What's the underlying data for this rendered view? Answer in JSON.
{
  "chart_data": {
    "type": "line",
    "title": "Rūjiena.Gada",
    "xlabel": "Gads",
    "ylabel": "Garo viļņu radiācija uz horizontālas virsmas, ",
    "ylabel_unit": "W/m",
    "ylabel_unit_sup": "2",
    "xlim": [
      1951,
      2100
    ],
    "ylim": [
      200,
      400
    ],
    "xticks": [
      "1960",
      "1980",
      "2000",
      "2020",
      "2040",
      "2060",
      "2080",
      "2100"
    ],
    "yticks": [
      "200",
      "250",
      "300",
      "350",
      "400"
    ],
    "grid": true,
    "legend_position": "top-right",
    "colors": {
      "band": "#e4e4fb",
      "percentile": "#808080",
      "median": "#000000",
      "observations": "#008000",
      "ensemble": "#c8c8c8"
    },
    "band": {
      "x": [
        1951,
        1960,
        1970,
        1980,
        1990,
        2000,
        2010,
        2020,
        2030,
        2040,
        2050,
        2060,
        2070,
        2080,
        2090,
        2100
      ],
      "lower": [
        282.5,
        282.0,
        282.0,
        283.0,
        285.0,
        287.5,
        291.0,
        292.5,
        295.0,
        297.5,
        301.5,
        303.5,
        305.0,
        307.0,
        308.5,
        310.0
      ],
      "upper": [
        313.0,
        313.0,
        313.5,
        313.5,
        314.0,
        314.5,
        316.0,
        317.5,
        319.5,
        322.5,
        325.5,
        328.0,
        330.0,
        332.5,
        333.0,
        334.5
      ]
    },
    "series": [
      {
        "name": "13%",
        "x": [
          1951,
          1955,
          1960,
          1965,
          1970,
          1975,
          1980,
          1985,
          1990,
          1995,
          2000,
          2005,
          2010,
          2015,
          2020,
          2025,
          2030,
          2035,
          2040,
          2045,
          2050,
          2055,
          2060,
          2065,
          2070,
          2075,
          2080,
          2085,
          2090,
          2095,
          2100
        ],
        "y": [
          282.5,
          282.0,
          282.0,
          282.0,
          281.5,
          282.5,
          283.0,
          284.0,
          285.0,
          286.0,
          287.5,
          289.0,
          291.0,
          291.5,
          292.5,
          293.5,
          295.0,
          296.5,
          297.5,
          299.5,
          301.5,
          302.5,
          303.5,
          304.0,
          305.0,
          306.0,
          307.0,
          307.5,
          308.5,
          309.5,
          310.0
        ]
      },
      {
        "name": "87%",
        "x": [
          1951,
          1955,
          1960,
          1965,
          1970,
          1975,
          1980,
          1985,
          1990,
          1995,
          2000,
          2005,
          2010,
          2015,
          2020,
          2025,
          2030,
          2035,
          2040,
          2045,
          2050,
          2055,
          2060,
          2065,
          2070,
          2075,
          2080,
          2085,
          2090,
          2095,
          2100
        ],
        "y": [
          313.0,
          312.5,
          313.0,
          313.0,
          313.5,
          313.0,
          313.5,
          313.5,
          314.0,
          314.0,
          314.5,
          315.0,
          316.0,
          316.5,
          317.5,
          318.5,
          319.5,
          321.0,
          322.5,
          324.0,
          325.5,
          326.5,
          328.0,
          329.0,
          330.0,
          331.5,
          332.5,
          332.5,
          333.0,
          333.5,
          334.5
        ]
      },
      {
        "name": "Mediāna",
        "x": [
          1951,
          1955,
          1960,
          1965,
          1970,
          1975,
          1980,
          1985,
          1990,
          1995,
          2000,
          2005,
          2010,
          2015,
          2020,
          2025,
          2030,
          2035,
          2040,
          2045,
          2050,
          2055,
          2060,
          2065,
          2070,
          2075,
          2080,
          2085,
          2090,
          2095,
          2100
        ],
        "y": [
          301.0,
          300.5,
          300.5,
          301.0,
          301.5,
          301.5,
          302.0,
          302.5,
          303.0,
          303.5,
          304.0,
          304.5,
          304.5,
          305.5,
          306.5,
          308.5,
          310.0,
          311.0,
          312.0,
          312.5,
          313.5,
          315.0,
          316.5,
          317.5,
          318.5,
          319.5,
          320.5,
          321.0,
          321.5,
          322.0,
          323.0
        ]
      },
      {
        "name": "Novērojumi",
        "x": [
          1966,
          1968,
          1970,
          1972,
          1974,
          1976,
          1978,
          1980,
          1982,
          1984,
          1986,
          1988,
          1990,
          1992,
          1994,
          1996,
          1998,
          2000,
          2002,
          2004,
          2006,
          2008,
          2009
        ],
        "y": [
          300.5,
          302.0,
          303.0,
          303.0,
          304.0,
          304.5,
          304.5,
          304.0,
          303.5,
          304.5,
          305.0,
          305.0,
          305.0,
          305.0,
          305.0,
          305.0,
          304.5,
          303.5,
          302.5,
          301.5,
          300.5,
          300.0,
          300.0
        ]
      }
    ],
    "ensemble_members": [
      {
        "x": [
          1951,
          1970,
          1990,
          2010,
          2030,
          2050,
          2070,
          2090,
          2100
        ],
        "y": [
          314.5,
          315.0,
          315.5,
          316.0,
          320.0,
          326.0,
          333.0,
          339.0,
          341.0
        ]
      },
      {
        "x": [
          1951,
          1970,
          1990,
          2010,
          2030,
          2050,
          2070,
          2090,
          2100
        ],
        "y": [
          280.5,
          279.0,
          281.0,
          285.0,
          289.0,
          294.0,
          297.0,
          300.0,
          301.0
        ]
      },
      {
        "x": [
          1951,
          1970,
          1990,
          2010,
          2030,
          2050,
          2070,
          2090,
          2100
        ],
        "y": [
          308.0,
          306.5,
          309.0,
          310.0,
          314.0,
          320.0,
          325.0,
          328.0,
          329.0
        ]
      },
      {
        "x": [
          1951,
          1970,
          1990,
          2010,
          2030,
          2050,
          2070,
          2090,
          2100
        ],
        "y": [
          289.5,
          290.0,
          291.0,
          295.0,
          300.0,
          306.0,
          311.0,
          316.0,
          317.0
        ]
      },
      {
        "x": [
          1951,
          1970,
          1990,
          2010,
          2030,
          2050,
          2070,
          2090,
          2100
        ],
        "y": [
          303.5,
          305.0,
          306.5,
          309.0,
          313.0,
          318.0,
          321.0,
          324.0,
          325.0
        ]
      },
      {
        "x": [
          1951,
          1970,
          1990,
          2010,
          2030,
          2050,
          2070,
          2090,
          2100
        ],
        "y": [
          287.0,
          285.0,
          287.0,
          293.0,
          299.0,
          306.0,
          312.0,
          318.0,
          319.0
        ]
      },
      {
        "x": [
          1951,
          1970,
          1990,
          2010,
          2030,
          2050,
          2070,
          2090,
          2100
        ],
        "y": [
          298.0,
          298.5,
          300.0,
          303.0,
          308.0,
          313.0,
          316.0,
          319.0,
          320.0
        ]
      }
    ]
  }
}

◆ **What is required**: Read through the entries and copy each line in which "name" appears.

◆ **Complete response**:
        "name": "13%",
        "name": "87%",
        "name": "Mediāna",
        "name": "Novērojumi",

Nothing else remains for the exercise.